- **The exercise**: Answer with nothing but a number: how many lines include the word "source"?

begin Record extracts

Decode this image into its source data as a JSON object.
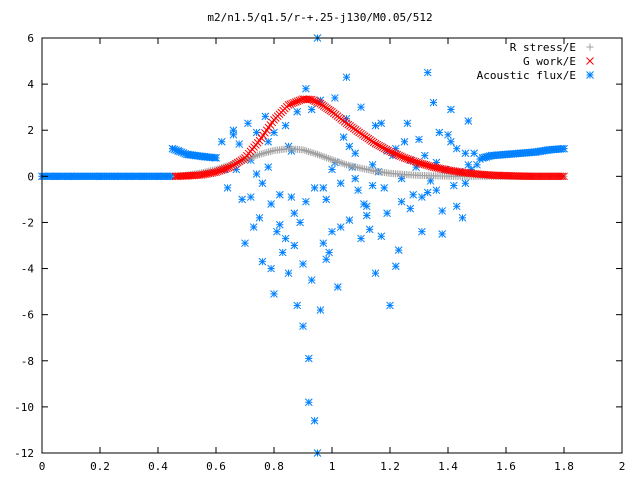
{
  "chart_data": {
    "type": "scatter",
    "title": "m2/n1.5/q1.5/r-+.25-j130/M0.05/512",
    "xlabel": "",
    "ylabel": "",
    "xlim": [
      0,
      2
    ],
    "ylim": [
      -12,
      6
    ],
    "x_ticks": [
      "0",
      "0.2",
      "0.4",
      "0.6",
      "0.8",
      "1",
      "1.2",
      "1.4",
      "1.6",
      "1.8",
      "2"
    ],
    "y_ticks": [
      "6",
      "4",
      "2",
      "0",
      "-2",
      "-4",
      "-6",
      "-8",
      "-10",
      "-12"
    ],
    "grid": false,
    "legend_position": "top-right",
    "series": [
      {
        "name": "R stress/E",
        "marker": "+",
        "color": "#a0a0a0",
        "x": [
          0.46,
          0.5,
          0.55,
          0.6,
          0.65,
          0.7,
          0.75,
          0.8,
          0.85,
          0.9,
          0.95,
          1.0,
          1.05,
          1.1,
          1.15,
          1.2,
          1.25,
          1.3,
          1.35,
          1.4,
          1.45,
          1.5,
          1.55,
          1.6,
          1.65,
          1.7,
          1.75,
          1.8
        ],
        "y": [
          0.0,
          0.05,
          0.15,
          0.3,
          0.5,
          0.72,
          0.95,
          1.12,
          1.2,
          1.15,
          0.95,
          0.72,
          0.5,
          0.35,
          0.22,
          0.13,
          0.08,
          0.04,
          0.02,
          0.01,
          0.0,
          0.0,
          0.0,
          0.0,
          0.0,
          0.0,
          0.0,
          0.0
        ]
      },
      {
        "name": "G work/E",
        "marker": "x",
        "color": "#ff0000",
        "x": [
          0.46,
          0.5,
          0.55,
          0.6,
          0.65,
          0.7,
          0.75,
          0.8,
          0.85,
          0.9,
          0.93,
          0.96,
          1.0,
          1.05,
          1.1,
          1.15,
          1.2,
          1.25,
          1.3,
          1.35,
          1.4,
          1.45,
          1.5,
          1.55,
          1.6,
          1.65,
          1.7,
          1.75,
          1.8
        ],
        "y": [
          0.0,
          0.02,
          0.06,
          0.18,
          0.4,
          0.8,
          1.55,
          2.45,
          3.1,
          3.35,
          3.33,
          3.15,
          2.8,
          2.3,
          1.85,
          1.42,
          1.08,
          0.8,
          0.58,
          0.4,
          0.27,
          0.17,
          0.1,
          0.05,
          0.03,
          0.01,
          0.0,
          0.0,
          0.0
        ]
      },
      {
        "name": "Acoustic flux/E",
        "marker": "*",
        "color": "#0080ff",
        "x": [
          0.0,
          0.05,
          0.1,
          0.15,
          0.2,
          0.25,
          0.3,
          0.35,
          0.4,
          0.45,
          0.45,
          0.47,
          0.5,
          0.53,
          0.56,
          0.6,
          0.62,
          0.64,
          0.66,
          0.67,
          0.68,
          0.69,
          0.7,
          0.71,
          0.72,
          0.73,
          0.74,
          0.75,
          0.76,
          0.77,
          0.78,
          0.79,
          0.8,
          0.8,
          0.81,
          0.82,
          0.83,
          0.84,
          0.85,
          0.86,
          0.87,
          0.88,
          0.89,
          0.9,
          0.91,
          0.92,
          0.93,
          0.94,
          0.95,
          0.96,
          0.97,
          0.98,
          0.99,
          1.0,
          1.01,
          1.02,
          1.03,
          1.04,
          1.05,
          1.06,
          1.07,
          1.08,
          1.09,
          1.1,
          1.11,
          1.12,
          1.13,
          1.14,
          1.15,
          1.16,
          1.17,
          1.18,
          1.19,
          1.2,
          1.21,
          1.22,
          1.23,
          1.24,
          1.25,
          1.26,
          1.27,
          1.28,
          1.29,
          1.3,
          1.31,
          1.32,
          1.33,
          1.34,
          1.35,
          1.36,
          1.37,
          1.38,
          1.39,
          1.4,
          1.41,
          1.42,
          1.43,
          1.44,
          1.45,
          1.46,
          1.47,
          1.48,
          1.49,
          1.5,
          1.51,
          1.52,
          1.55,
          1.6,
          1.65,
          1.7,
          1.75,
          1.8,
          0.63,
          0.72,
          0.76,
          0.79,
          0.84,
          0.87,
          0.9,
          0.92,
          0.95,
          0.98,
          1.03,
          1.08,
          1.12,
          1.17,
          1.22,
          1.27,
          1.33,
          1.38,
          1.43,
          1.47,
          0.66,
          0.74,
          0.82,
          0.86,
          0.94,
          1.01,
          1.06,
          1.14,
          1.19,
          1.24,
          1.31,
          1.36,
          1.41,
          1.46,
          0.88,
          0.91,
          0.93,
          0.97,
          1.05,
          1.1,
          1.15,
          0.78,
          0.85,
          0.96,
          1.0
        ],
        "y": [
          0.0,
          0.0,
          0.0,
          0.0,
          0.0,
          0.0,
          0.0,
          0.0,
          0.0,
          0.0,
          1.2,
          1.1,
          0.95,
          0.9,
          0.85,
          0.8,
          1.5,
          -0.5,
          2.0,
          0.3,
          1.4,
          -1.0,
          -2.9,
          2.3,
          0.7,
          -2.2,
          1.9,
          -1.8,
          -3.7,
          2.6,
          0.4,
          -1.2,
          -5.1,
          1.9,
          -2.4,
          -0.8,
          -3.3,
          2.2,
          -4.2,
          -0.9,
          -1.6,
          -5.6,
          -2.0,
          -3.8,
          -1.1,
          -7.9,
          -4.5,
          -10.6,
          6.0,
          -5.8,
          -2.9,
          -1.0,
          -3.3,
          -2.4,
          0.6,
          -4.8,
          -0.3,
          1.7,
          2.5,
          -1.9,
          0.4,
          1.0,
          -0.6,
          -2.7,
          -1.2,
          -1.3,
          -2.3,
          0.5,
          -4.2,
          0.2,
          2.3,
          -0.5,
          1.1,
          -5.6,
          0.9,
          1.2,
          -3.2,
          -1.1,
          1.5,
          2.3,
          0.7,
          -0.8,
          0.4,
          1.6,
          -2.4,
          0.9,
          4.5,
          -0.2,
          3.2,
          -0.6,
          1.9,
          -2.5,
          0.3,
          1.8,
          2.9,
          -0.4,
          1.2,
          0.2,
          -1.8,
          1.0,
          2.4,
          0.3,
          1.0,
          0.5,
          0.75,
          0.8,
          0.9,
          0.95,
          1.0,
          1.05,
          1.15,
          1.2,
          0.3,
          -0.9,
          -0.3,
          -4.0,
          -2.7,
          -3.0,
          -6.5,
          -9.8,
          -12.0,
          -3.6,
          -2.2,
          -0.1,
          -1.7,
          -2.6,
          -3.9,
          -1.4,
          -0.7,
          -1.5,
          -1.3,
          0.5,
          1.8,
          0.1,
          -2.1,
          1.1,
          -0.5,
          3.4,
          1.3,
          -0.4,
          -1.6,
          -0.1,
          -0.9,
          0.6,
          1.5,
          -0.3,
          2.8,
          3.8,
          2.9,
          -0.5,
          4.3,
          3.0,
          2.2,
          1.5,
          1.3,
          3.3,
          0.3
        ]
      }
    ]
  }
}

end Record extracts
begin Record extracts

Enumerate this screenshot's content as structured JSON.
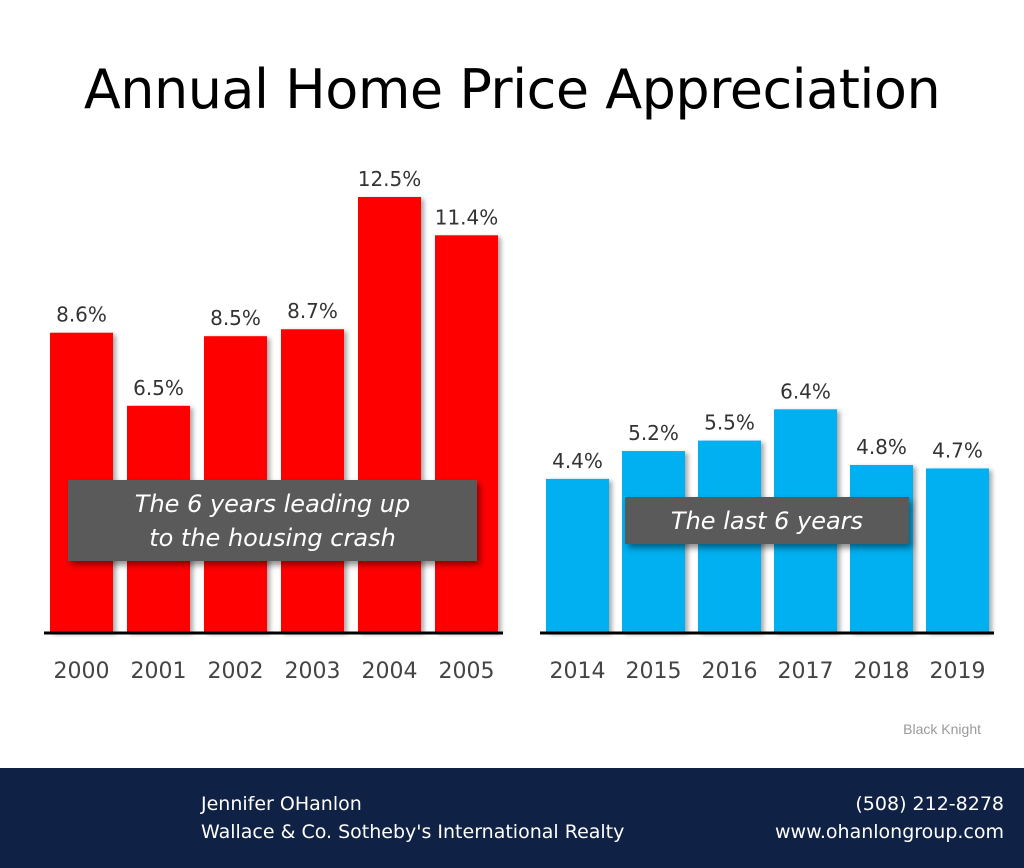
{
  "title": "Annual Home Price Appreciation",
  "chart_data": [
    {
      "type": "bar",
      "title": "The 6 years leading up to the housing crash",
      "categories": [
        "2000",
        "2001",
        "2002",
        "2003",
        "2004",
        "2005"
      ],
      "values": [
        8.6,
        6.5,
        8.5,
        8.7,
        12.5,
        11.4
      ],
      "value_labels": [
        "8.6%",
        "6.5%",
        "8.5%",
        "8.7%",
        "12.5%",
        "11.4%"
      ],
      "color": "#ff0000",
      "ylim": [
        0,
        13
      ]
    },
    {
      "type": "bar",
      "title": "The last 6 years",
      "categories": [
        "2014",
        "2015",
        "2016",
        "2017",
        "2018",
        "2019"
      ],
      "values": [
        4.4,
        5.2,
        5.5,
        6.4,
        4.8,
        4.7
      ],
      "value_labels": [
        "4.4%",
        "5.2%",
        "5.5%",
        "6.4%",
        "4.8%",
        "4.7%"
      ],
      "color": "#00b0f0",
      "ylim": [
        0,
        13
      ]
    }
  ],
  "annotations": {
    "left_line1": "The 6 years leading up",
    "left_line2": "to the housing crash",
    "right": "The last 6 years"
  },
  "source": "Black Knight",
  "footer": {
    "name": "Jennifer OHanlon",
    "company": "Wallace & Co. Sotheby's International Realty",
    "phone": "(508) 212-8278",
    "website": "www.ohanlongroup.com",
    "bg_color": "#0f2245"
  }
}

end Record extracts

- **Final result**: 2